▸ **TASK INSTRUCTIONS**
Repeat the listing that follows, character for character, minus the pictures.

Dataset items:

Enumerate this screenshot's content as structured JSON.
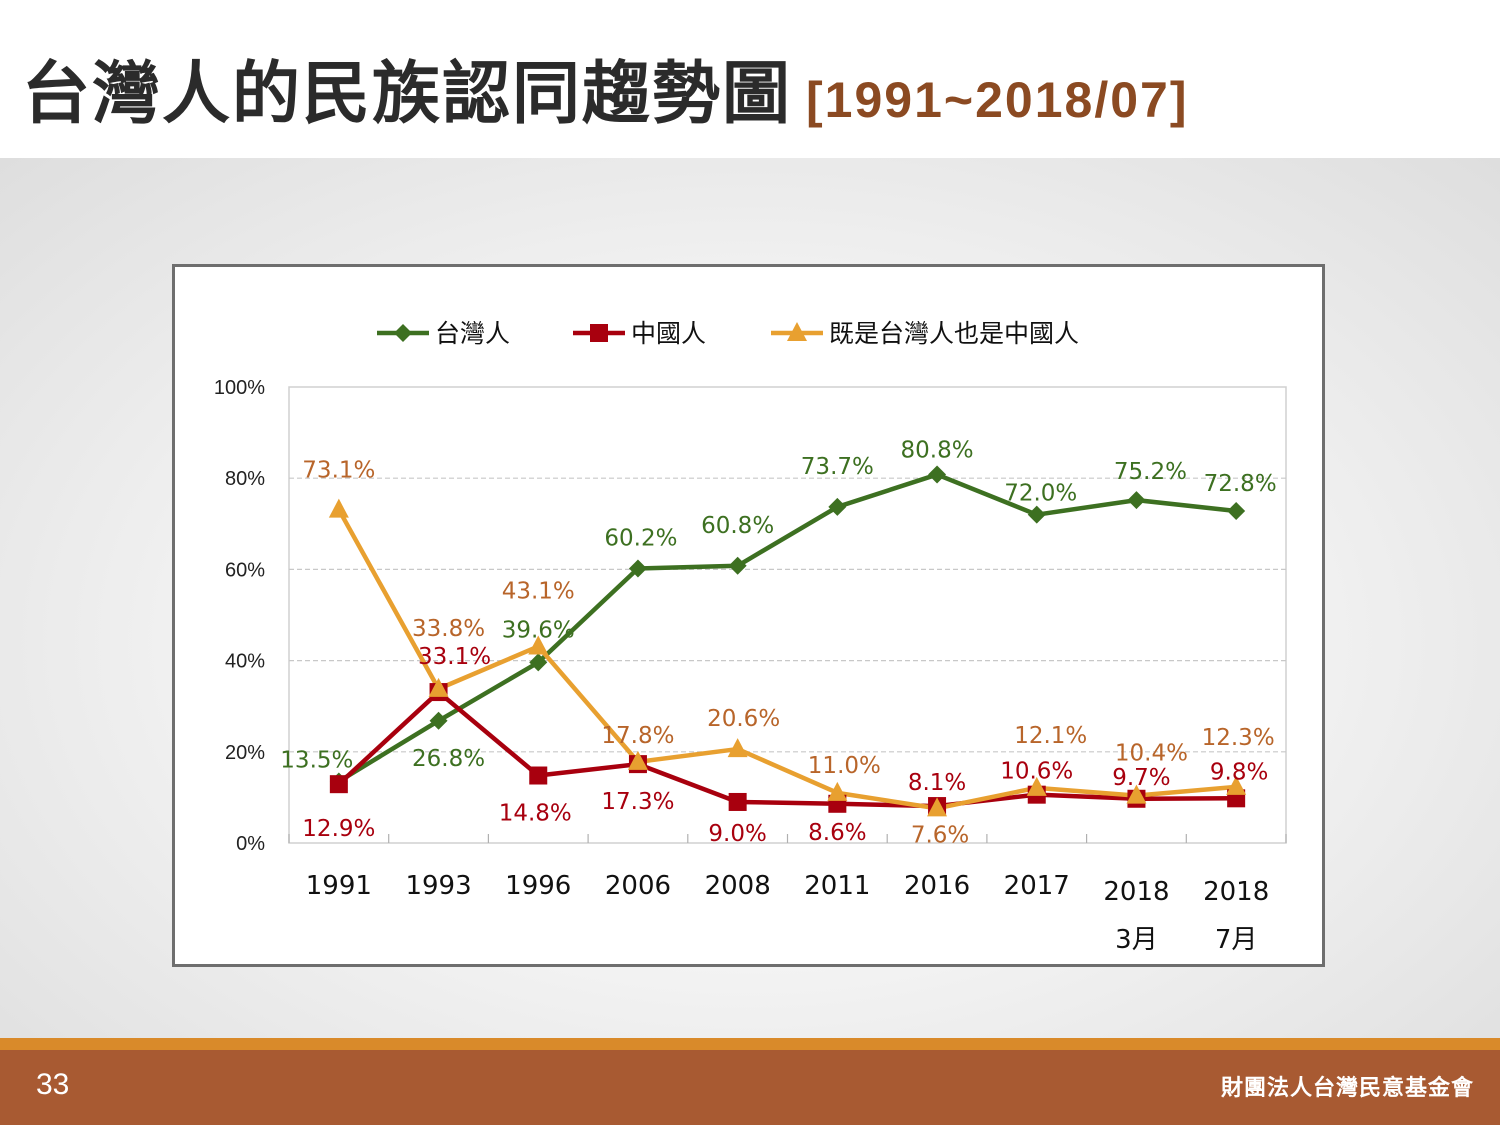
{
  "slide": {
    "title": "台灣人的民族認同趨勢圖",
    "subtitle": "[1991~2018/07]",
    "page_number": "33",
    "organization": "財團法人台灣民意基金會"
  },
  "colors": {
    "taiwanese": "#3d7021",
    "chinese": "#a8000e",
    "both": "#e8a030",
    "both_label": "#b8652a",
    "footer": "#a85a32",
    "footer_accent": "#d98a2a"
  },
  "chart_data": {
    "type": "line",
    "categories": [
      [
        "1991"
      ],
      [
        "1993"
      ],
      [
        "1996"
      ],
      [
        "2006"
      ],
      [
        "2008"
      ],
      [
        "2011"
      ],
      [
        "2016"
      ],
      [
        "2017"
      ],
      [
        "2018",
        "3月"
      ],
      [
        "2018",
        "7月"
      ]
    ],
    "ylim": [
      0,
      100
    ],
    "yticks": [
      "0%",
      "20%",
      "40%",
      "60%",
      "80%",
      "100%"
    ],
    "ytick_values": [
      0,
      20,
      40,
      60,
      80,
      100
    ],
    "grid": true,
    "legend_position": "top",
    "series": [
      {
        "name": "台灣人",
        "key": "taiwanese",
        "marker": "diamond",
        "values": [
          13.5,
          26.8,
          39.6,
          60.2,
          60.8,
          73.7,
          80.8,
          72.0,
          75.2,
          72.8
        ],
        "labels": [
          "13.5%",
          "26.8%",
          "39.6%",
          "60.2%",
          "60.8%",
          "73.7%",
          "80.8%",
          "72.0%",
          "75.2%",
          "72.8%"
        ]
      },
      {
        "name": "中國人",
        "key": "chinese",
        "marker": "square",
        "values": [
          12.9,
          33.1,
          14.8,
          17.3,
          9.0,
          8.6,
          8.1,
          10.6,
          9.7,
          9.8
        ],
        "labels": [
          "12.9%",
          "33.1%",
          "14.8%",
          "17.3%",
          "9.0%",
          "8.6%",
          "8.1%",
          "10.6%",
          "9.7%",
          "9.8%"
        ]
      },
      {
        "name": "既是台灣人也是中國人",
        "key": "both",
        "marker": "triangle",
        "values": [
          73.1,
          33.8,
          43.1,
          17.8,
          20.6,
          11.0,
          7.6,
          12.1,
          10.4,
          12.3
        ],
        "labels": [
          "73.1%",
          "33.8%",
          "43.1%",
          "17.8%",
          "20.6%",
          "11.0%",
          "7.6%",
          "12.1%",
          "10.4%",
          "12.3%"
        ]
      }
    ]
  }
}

▸ **WRITTEN RESPONSE**
Enumerate this screenshot's content as structured JSON.
{
  "slide": {
    "title": "台灣人的民族認同趨勢圖",
    "subtitle": "[1991~2018/07]",
    "page_number": "33",
    "organization": "財團法人台灣民意基金會"
  },
  "colors": {
    "taiwanese": "#3d7021",
    "chinese": "#a8000e",
    "both": "#e8a030",
    "both_label": "#b8652a",
    "footer": "#a85a32",
    "footer_accent": "#d98a2a"
  },
  "chart_data": {
    "type": "line",
    "categories": [
      [
        "1991"
      ],
      [
        "1993"
      ],
      [
        "1996"
      ],
      [
        "2006"
      ],
      [
        "2008"
      ],
      [
        "2011"
      ],
      [
        "2016"
      ],
      [
        "2017"
      ],
      [
        "2018",
        "3月"
      ],
      [
        "2018",
        "7月"
      ]
    ],
    "ylim": [
      0,
      100
    ],
    "yticks": [
      "0%",
      "20%",
      "40%",
      "60%",
      "80%",
      "100%"
    ],
    "ytick_values": [
      0,
      20,
      40,
      60,
      80,
      100
    ],
    "grid": true,
    "legend_position": "top",
    "series": [
      {
        "name": "台灣人",
        "key": "taiwanese",
        "marker": "diamond",
        "values": [
          13.5,
          26.8,
          39.6,
          60.2,
          60.8,
          73.7,
          80.8,
          72.0,
          75.2,
          72.8
        ],
        "labels": [
          "13.5%",
          "26.8%",
          "39.6%",
          "60.2%",
          "60.8%",
          "73.7%",
          "80.8%",
          "72.0%",
          "75.2%",
          "72.8%"
        ]
      },
      {
        "name": "中國人",
        "key": "chinese",
        "marker": "square",
        "values": [
          12.9,
          33.1,
          14.8,
          17.3,
          9.0,
          8.6,
          8.1,
          10.6,
          9.7,
          9.8
        ],
        "labels": [
          "12.9%",
          "33.1%",
          "14.8%",
          "17.3%",
          "9.0%",
          "8.6%",
          "8.1%",
          "10.6%",
          "9.7%",
          "9.8%"
        ]
      },
      {
        "name": "既是台灣人也是中國人",
        "key": "both",
        "marker": "triangle",
        "values": [
          73.1,
          33.8,
          43.1,
          17.8,
          20.6,
          11.0,
          7.6,
          12.1,
          10.4,
          12.3
        ],
        "labels": [
          "73.1%",
          "33.8%",
          "43.1%",
          "17.8%",
          "20.6%",
          "11.0%",
          "7.6%",
          "12.1%",
          "10.4%",
          "12.3%"
        ]
      }
    ]
  }
}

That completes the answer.